* Source records
§ §
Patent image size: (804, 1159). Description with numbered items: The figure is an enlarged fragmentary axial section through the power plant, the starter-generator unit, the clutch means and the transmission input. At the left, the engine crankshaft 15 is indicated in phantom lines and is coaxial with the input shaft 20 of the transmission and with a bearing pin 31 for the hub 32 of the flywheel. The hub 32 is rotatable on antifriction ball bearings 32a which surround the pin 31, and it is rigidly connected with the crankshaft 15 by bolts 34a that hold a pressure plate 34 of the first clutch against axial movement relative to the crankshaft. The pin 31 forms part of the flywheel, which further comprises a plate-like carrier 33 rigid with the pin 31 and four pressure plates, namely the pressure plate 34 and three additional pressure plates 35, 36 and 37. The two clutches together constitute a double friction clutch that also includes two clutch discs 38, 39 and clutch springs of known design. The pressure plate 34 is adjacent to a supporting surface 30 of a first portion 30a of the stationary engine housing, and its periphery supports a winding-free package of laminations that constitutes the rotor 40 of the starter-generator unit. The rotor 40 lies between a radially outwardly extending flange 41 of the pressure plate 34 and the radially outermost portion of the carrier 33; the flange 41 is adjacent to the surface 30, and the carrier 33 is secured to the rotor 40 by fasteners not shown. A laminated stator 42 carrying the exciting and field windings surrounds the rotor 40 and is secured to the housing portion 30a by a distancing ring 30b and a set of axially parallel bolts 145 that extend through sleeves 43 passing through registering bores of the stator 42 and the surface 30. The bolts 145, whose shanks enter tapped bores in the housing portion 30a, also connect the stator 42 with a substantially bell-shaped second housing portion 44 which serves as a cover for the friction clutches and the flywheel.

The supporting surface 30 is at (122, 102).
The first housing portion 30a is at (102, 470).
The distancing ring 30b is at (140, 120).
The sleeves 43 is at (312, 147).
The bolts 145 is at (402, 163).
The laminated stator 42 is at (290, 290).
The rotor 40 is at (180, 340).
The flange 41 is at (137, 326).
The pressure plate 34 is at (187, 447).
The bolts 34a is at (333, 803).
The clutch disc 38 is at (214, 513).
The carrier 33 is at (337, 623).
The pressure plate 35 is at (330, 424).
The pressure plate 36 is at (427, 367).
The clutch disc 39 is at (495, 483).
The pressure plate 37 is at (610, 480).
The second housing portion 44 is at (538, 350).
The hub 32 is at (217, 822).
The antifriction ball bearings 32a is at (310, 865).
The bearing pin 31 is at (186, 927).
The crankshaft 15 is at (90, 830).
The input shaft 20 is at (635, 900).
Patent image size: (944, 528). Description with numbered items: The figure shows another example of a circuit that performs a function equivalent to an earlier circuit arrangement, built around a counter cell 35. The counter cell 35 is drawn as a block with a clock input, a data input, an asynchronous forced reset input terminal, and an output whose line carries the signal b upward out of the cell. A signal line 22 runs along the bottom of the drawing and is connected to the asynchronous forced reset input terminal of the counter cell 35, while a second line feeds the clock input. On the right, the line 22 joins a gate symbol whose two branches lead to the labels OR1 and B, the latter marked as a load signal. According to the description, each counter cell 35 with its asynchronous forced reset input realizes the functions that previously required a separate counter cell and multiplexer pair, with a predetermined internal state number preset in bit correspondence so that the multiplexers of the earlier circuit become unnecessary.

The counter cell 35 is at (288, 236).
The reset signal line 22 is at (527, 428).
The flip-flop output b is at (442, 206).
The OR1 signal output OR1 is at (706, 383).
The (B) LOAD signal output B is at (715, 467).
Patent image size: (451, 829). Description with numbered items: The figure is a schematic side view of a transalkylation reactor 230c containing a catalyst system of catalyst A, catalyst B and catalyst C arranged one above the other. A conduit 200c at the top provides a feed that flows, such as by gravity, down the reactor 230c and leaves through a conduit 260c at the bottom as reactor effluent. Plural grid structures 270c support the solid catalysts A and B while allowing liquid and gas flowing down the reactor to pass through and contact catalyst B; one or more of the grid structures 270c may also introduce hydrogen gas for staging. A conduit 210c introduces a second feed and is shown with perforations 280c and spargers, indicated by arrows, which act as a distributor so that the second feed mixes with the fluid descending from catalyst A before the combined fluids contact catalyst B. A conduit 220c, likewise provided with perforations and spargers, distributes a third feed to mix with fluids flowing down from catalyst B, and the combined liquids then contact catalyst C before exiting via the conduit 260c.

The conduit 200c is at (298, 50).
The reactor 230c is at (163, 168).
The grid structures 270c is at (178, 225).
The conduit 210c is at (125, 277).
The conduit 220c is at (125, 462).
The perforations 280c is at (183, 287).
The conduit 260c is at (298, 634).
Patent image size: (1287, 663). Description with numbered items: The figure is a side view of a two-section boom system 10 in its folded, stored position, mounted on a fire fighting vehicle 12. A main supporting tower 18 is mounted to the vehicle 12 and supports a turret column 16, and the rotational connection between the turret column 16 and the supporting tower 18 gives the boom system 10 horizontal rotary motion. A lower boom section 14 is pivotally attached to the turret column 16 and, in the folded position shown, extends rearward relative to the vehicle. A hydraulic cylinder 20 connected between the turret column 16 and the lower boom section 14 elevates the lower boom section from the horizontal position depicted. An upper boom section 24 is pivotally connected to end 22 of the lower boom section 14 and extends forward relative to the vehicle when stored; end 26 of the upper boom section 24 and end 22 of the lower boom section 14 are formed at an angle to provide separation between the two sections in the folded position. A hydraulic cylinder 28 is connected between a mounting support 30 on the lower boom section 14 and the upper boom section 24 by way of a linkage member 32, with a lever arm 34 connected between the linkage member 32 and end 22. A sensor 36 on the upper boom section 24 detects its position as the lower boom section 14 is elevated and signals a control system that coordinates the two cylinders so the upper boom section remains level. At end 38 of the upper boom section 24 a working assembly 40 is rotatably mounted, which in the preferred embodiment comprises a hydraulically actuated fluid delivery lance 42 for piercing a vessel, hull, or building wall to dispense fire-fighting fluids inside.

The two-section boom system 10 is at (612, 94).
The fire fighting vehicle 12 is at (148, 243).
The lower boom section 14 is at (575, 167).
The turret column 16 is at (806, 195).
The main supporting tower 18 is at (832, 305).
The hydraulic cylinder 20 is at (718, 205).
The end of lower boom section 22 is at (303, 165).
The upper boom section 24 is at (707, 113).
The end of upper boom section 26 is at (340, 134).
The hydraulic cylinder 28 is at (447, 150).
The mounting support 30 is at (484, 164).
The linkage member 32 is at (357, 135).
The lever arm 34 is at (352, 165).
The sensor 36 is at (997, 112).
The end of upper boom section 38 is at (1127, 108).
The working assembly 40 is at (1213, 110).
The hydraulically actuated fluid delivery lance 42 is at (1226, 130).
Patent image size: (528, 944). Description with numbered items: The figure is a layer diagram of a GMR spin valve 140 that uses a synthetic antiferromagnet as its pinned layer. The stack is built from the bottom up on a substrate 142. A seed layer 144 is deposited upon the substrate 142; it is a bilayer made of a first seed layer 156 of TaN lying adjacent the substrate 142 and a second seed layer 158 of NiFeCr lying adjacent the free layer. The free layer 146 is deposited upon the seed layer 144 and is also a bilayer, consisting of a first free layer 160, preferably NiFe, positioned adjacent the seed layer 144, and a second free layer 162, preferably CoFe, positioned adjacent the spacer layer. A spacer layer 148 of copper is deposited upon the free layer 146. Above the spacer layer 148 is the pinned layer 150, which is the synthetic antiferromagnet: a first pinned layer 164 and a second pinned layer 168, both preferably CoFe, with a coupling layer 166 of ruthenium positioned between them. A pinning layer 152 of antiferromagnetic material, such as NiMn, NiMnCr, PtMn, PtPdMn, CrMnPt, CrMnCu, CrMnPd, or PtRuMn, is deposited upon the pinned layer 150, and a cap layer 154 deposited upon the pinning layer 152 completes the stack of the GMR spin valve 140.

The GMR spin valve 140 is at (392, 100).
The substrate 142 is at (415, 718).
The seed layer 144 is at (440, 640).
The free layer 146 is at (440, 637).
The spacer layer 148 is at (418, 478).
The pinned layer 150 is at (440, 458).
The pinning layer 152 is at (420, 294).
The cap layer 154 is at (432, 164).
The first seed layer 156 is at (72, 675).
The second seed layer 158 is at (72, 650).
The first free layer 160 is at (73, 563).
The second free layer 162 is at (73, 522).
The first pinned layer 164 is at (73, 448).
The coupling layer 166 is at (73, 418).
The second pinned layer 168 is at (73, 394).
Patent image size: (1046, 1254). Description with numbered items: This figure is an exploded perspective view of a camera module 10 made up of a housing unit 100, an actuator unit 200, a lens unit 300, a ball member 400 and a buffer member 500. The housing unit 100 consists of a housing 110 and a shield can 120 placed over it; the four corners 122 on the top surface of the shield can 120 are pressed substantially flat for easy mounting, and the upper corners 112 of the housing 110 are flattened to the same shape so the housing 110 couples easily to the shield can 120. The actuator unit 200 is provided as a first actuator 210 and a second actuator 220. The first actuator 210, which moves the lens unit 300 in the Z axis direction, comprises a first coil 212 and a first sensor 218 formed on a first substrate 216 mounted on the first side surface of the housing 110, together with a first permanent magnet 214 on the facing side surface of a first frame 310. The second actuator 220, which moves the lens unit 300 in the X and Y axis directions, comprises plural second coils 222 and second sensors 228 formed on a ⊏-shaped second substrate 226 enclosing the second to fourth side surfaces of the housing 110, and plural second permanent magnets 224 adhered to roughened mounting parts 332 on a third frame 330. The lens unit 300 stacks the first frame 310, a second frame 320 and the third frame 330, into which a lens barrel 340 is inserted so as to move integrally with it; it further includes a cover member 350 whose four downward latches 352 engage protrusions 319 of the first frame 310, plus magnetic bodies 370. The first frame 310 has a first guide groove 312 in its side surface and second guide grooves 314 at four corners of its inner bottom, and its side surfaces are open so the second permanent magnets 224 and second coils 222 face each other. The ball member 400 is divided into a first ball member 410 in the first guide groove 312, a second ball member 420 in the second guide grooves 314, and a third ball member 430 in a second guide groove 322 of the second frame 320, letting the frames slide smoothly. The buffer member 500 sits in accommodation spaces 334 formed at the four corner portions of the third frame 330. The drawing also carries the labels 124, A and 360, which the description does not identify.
§ §
* WHAT TO WORK ON
Could you output the stretch of lines from the one containing "Patent image size: (451, 829)." through the one containing "The conduit 260c is at (298, 634)." as a numbered list, leaving out blank lines?

* SOLUTION FOR THIS TASK
1. Patent image size: (451, 829). Description with numbered items: The figure is a schematic side view of a transalkylation reactor 230c containing a catalyst system of catalyst A, catalyst B and catalyst C arranged one above the other. A conduit 200c at the top provides a feed that flows, such as by gravity, down the reactor 230c and leaves through a conduit 260c at the bottom as reactor effluent. Plural grid structures 270c support the solid catalysts A and B while allowing liquid and gas flowing down the reactor to pass through and contact catalyst B; one or more of the grid structures 270c may also introduce hydrogen gas for staging. A conduit 210c introduces a second feed and is shown with perforations 280c and spargers, indicated by arrows, which act as a distributor so that the second feed mixes with the fluid descending from catalyst A before the combined fluids contact catalyst B. A conduit 220c, likewise provided with perforations and spargers, distributes a third feed to mix with fluids flowing down from catalyst B, and the combined liquids then contact catalyst C before exiting via the conduit 260c.
2. The conduit 200c is at (298, 50).
3. The reactor 230c is at (163, 168).
4. The grid structures 270c is at (178, 225).
5. The conduit 210c is at (125, 277).
6. The conduit 220c is at (125, 462).
7. The perforations 280c is at (183, 287).
8. The conduit 260c is at (298, 634).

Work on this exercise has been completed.